■ What the task requires
Copy each line exactly. Leave nothing out.

::::

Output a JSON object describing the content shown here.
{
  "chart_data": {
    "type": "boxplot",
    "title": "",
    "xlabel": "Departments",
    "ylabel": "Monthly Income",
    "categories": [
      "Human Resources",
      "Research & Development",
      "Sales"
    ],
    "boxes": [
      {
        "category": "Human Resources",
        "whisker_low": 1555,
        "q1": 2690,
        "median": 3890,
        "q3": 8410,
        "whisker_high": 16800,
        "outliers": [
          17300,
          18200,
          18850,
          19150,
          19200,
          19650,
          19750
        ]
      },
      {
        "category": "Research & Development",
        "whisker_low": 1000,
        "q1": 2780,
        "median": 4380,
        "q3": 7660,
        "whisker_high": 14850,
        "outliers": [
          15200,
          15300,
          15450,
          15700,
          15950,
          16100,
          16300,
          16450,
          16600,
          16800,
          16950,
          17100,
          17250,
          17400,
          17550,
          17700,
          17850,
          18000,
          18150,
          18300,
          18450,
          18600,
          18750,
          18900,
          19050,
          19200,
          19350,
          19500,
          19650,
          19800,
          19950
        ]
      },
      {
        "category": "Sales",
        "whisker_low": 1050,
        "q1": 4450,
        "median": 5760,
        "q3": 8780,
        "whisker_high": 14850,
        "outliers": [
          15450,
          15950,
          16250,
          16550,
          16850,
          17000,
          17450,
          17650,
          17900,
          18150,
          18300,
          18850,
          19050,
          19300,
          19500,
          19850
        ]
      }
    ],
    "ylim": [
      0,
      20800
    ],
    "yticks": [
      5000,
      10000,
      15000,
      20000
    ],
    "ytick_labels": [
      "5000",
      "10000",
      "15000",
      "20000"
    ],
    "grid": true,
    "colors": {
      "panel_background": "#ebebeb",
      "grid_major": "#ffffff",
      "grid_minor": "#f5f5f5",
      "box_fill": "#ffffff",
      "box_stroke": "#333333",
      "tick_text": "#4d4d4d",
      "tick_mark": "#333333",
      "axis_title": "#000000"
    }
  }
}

::::

■ Answer to this task
Output a JSON object describing the content shown here.
{
  "chart_data": {
    "type": "boxplot",
    "title": "",
    "xlabel": "Departments",
    "ylabel": "Monthly Income",
    "categories": [
      "Human Resources",
      "Research & Development",
      "Sales"
    ],
    "boxes": [
      {
        "category": "Human Resources",
        "whisker_low": 1555,
        "q1": 2690,
        "median": 3890,
        "q3": 8410,
        "whisker_high": 16800,
        "outliers": [
          17300,
          18200,
          18850,
          19150,
          19200,
          19650,
          19750
        ]
      },
      {
        "category": "Research & Development",
        "whisker_low": 1000,
        "q1": 2780,
        "median": 4380,
        "q3": 7660,
        "whisker_high": 14850,
        "outliers": [
          15200,
          15300,
          15450,
          15700,
          15950,
          16100,
          16300,
          16450,
          16600,
          16800,
          16950,
          17100,
          17250,
          17400,
          17550,
          17700,
          17850,
          18000,
          18150,
          18300,
          18450,
          18600,
          18750,
          18900,
          19050,
          19200,
          19350,
          19500,
          19650,
          19800,
          19950
        ]
      },
      {
        "category": "Sales",
        "whisker_low": 1050,
        "q1": 4450,
        "median": 5760,
        "q3": 8780,
        "whisker_high": 14850,
        "outliers": [
          15450,
          15950,
          16250,
          16550,
          16850,
          17000,
          17450,
          17650,
          17900,
          18150,
          18300,
          18850,
          19050,
          19300,
          19500,
          19850
        ]
      }
    ],
    "ylim": [
      0,
      20800
    ],
    "yticks": [
      5000,
      10000,
      15000,
      20000
    ],
    "ytick_labels": [
      "5000",
      "10000",
      "15000",
      "20000"
    ],
    "grid": true,
    "colors": {
      "panel_background": "#ebebeb",
      "grid_major": "#ffffff",
      "grid_minor": "#f5f5f5",
      "box_fill": "#ffffff",
      "box_stroke": "#333333",
      "tick_text": "#4d4d4d",
      "tick_mark": "#333333",
      "axis_title": "#000000"
    }
  }
}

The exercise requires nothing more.